Collect every line in the records below that contains the word "Explain".

(Stored data)
-- Opening Marker --
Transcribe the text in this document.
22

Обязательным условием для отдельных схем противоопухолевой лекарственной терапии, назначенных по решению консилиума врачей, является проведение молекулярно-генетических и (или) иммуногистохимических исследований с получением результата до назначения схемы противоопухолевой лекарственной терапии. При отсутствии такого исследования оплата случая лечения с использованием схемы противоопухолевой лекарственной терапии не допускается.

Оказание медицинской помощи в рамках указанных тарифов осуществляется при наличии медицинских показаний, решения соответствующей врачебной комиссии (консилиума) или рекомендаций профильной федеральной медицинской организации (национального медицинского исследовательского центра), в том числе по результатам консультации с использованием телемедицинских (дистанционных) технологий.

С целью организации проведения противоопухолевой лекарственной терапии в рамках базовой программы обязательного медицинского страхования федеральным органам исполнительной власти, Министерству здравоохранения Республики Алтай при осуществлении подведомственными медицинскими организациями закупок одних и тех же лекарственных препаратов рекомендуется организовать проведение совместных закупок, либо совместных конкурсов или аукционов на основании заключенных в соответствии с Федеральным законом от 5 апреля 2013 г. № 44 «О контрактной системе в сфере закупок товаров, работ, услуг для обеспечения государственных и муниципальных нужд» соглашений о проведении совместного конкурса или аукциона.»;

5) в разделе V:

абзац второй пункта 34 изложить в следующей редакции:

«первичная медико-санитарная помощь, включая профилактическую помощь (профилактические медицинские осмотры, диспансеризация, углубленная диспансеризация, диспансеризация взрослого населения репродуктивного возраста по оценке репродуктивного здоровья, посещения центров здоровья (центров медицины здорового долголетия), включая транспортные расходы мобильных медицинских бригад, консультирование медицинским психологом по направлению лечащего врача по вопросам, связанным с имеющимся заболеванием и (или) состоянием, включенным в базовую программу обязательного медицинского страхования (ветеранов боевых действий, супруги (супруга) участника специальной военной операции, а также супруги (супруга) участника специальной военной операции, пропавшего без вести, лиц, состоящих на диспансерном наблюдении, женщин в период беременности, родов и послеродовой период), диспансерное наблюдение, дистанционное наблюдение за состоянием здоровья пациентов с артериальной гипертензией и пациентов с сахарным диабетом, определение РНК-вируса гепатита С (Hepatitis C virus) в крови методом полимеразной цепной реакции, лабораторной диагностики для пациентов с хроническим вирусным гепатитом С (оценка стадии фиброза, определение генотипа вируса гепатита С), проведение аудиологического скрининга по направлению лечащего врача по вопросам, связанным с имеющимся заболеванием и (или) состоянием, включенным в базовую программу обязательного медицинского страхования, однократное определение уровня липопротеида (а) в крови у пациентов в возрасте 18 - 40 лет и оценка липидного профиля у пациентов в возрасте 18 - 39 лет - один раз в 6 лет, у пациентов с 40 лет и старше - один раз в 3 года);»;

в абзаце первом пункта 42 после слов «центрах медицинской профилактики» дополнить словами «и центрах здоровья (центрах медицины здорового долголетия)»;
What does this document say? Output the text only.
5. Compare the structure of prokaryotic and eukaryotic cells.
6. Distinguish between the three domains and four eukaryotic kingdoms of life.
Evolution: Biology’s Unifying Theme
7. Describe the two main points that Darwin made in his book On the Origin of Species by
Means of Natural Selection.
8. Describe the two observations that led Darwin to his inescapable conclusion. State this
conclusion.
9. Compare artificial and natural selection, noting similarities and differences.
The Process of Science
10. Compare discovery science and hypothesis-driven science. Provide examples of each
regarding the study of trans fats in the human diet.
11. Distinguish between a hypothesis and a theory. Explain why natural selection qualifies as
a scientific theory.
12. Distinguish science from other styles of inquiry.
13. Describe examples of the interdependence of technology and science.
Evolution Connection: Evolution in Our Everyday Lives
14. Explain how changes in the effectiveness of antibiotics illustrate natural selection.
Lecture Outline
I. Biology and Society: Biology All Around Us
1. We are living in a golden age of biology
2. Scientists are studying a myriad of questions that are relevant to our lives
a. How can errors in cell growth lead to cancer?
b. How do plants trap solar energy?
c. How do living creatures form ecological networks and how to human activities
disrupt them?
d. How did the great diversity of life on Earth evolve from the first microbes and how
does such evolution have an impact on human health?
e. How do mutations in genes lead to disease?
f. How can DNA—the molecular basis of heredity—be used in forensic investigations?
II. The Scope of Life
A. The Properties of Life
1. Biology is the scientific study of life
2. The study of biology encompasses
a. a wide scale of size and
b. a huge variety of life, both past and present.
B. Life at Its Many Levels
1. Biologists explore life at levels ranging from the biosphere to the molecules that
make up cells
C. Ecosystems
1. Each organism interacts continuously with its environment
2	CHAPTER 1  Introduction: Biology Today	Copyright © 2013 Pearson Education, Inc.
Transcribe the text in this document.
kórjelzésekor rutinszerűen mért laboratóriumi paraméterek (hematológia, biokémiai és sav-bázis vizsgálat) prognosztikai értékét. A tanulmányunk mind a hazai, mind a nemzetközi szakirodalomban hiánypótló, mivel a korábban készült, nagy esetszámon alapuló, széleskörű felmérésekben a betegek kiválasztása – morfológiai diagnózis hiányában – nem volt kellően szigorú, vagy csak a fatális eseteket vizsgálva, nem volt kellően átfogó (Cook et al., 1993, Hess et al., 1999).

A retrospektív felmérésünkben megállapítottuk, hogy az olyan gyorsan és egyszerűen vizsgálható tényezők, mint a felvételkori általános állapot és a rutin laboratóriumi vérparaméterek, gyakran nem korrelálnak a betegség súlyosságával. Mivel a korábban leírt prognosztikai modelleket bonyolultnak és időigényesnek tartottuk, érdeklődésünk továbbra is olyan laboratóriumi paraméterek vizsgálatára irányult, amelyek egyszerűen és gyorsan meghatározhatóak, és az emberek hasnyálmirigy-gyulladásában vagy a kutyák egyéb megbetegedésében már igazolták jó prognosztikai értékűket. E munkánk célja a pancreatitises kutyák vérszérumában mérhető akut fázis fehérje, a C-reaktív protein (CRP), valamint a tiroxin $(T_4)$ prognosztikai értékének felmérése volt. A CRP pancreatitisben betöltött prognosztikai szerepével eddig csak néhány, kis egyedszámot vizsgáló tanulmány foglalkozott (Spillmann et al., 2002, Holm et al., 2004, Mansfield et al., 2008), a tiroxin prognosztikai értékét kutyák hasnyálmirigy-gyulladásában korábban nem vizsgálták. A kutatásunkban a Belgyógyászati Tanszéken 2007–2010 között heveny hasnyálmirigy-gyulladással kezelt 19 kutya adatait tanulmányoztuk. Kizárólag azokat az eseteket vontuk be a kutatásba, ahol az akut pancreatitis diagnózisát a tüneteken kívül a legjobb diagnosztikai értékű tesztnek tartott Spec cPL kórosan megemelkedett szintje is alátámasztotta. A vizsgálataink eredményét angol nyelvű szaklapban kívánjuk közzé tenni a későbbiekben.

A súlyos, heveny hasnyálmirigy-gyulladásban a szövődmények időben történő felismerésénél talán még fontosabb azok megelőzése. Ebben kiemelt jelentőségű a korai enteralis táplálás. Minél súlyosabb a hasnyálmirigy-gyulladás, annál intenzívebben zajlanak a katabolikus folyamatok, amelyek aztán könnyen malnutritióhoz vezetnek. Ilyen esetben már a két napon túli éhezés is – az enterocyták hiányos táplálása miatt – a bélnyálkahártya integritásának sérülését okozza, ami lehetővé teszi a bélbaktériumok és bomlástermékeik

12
-- Closing Marker --
Your solution —
11. Distinguish between a hypothesis and a theory. Explain why natural selection qualifies as
14. Explain how changes in the effectiveness of antibiotics illustrate natural selection.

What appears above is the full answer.